- **Work to do**
Restate the listing that follows word for word, without its pictures.

(Collected data)
#####

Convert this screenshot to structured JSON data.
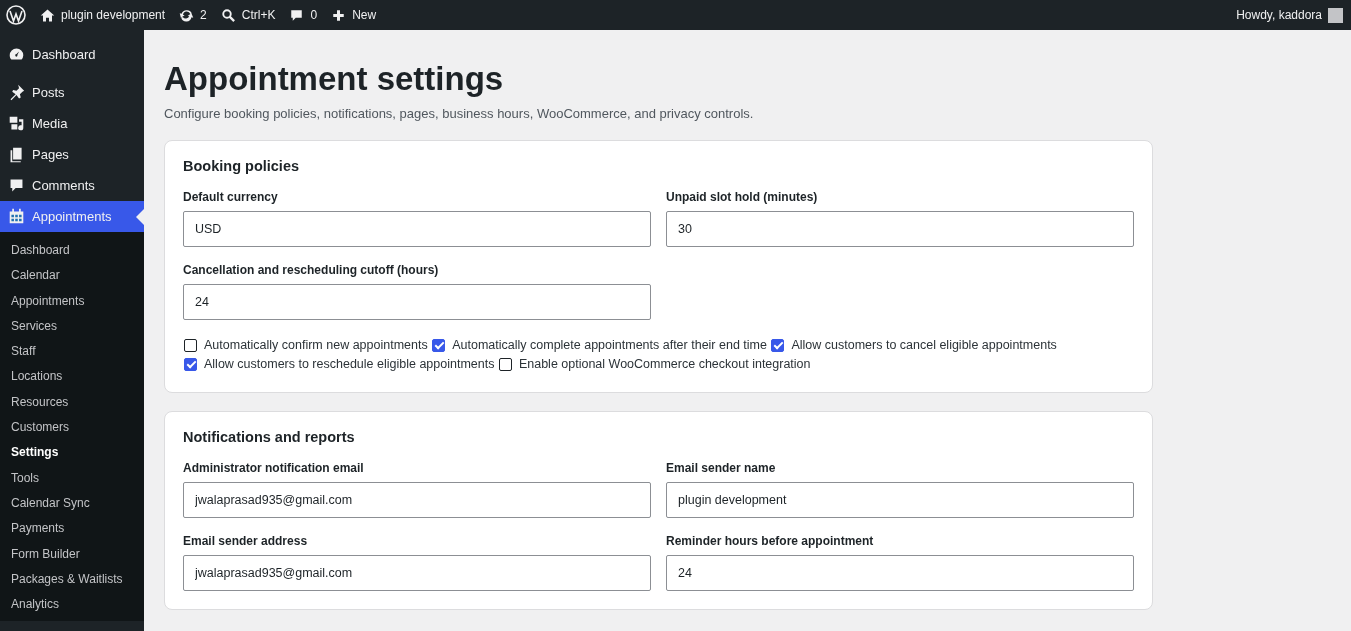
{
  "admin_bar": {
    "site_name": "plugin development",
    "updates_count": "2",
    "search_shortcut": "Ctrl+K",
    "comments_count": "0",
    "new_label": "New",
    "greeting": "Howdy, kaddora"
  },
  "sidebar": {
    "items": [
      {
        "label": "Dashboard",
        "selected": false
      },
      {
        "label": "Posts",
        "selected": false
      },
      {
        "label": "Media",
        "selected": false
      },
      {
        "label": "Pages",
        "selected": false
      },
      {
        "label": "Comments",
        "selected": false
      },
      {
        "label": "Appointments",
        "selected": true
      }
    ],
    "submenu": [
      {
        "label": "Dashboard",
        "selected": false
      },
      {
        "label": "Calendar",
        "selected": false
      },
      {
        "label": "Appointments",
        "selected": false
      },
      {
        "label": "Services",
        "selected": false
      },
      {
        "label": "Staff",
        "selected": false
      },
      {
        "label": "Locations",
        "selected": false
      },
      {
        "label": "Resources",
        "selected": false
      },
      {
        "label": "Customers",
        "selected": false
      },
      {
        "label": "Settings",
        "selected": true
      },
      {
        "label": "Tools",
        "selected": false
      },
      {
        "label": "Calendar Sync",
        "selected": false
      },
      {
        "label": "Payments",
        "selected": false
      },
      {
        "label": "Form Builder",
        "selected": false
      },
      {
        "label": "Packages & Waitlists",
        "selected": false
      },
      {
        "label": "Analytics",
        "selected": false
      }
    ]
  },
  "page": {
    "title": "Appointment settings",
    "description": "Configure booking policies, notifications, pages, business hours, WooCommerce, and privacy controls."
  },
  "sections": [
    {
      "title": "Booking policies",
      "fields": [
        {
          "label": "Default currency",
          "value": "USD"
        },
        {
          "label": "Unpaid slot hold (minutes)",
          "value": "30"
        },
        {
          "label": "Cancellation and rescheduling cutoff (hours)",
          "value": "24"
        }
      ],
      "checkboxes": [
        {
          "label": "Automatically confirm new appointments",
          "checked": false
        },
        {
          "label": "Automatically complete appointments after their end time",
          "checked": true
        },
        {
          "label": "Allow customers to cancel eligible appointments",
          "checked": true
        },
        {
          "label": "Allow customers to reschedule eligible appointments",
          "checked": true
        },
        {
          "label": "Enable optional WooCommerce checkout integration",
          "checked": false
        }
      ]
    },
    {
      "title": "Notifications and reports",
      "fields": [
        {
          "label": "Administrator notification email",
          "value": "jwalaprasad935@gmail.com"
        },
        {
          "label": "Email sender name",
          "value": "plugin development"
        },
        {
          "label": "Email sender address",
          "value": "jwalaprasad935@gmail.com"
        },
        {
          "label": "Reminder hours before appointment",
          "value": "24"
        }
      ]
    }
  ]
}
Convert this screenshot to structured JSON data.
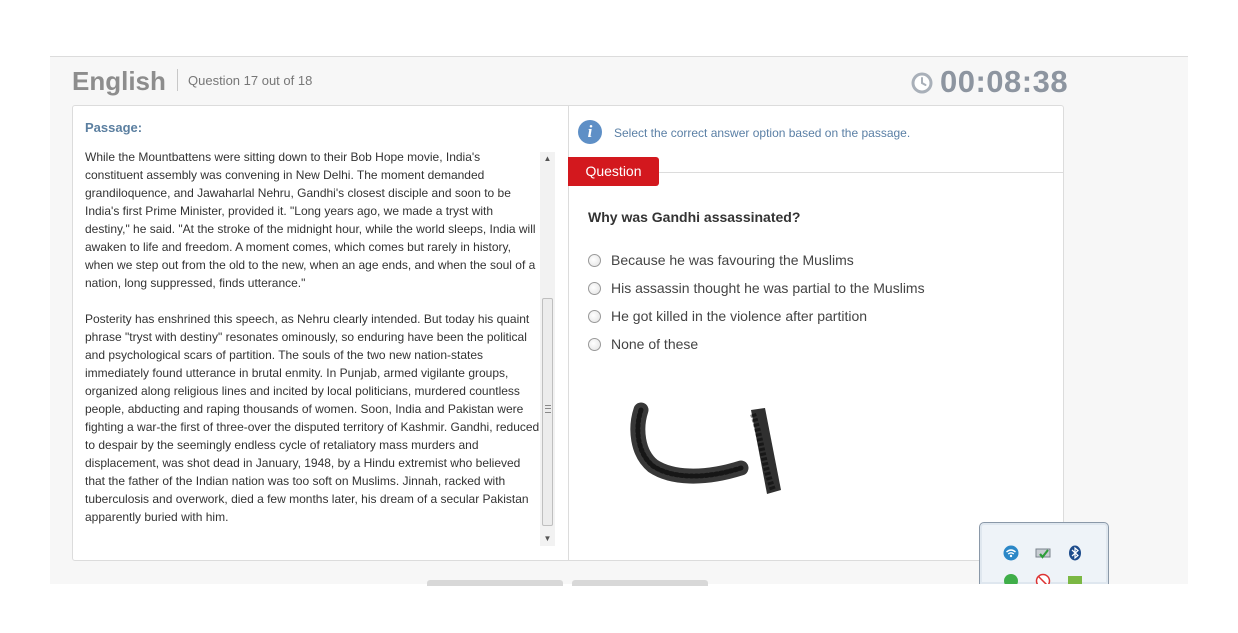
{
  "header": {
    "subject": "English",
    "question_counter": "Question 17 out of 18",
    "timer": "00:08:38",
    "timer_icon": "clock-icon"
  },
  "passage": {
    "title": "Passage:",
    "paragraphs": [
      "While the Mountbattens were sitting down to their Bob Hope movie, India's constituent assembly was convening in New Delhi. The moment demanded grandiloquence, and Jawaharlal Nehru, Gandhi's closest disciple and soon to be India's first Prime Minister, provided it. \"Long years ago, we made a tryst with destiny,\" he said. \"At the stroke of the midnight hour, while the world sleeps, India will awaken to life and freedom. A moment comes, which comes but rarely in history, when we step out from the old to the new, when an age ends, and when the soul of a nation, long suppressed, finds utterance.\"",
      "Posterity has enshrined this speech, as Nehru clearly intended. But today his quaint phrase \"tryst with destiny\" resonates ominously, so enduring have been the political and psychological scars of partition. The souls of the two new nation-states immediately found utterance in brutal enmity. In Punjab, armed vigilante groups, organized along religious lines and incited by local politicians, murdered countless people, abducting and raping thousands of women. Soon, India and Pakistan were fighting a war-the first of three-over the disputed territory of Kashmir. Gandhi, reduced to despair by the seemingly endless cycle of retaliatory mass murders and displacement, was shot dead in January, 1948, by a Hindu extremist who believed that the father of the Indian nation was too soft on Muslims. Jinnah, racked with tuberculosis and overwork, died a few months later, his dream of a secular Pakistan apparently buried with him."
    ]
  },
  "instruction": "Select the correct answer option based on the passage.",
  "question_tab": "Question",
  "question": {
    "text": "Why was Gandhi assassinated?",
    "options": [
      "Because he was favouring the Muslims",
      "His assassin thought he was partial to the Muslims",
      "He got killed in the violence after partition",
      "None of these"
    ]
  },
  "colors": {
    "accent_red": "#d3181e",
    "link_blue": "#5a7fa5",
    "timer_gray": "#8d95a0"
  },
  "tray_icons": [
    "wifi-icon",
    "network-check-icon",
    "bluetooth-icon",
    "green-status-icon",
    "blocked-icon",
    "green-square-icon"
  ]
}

#####

- **Solution**
Convert this screenshot to structured JSON data.
{
  "admin_bar": {
    "site_name": "plugin development",
    "updates_count": "2",
    "search_shortcut": "Ctrl+K",
    "comments_count": "0",
    "new_label": "New",
    "greeting": "Howdy, kaddora"
  },
  "sidebar": {
    "items": [
      {
        "label": "Dashboard",
        "selected": false
      },
      {
        "label": "Posts",
        "selected": false
      },
      {
        "label": "Media",
        "selected": false
      },
      {
        "label": "Pages",
        "selected": false
      },
      {
        "label": "Comments",
        "selected": false
      },
      {
        "label": "Appointments",
        "selected": true
      }
    ],
    "submenu": [
      {
        "label": "Dashboard",
        "selected": false
      },
      {
        "label": "Calendar",
        "selected": false
      },
      {
        "label": "Appointments",
        "selected": false
      },
      {
        "label": "Services",
        "selected": false
      },
      {
        "label": "Staff",
        "selected": false
      },
      {
        "label": "Locations",
        "selected": false
      },
      {
        "label": "Resources",
        "selected": false
      },
      {
        "label": "Customers",
        "selected": false
      },
      {
        "label": "Settings",
        "selected": true
      },
      {
        "label": "Tools",
        "selected": false
      },
      {
        "label": "Calendar Sync",
        "selected": false
      },
      {
        "label": "Payments",
        "selected": false
      },
      {
        "label": "Form Builder",
        "selected": false
      },
      {
        "label": "Packages & Waitlists",
        "selected": false
      },
      {
        "label": "Analytics",
        "selected": false
      }
    ]
  },
  "page": {
    "title": "Appointment settings",
    "description": "Configure booking policies, notifications, pages, business hours, WooCommerce, and privacy controls."
  },
  "sections": [
    {
      "title": "Booking policies",
      "fields": [
        {
          "label": "Default currency",
          "value": "USD"
        },
        {
          "label": "Unpaid slot hold (minutes)",
          "value": "30"
        },
        {
          "label": "Cancellation and rescheduling cutoff (hours)",
          "value": "24"
        }
      ],
      "checkboxes": [
        {
          "label": "Automatically confirm new appointments",
          "checked": false
        },
        {
          "label": "Automatically complete appointments after their end time",
          "checked": true
        },
        {
          "label": "Allow customers to cancel eligible appointments",
          "checked": true
        },
        {
          "label": "Allow customers to reschedule eligible appointments",
          "checked": true
        },
        {
          "label": "Enable optional WooCommerce checkout integration",
          "checked": false
        }
      ]
    },
    {
      "title": "Notifications and reports",
      "fields": [
        {
          "label": "Administrator notification email",
          "value": "jwalaprasad935@gmail.com"
        },
        {
          "label": "Email sender name",
          "value": "plugin development"
        },
        {
          "label": "Email sender address",
          "value": "jwalaprasad935@gmail.com"
        },
        {
          "label": "Reminder hours before appointment",
          "value": "24"
        }
      ]
    }
  ]
}
Convert this screenshot to structured JSON data.
{
  "header": {
    "subject": "English",
    "question_counter": "Question 17 out of 18",
    "timer": "00:08:38",
    "timer_icon": "clock-icon"
  },
  "passage": {
    "title": "Passage:",
    "paragraphs": [
      "While the Mountbattens were sitting down to their Bob Hope movie, India's constituent assembly was convening in New Delhi. The moment demanded grandiloquence, and Jawaharlal Nehru, Gandhi's closest disciple and soon to be India's first Prime Minister, provided it. \"Long years ago, we made a tryst with destiny,\" he said. \"At the stroke of the midnight hour, while the world sleeps, India will awaken to life and freedom. A moment comes, which comes but rarely in history, when we step out from the old to the new, when an age ends, and when the soul of a nation, long suppressed, finds utterance.\"",
      "Posterity has enshrined this speech, as Nehru clearly intended. But today his quaint phrase \"tryst with destiny\" resonates ominously, so enduring have been the political and psychological scars of partition. The souls of the two new nation-states immediately found utterance in brutal enmity. In Punjab, armed vigilante groups, organized along religious lines and incited by local politicians, murdered countless people, abducting and raping thousands of women. Soon, India and Pakistan were fighting a war-the first of three-over the disputed territory of Kashmir. Gandhi, reduced to despair by the seemingly endless cycle of retaliatory mass murders and displacement, was shot dead in January, 1948, by a Hindu extremist who believed that the father of the Indian nation was too soft on Muslims. Jinnah, racked with tuberculosis and overwork, died a few months later, his dream of a secular Pakistan apparently buried with him."
    ]
  },
  "instruction": "Select the correct answer option based on the passage.",
  "question_tab": "Question",
  "question": {
    "text": "Why was Gandhi assassinated?",
    "options": [
      "Because he was favouring the Muslims",
      "His assassin thought he was partial to the Muslims",
      "He got killed in the violence after partition",
      "None of these"
    ]
  },
  "colors": {
    "accent_red": "#d3181e",
    "link_blue": "#5a7fa5",
    "timer_gray": "#8d95a0"
  },
  "tray_icons": [
    "wifi-icon",
    "network-check-icon",
    "bluetooth-icon",
    "green-status-icon",
    "blocked-icon",
    "green-square-icon"
  ]
}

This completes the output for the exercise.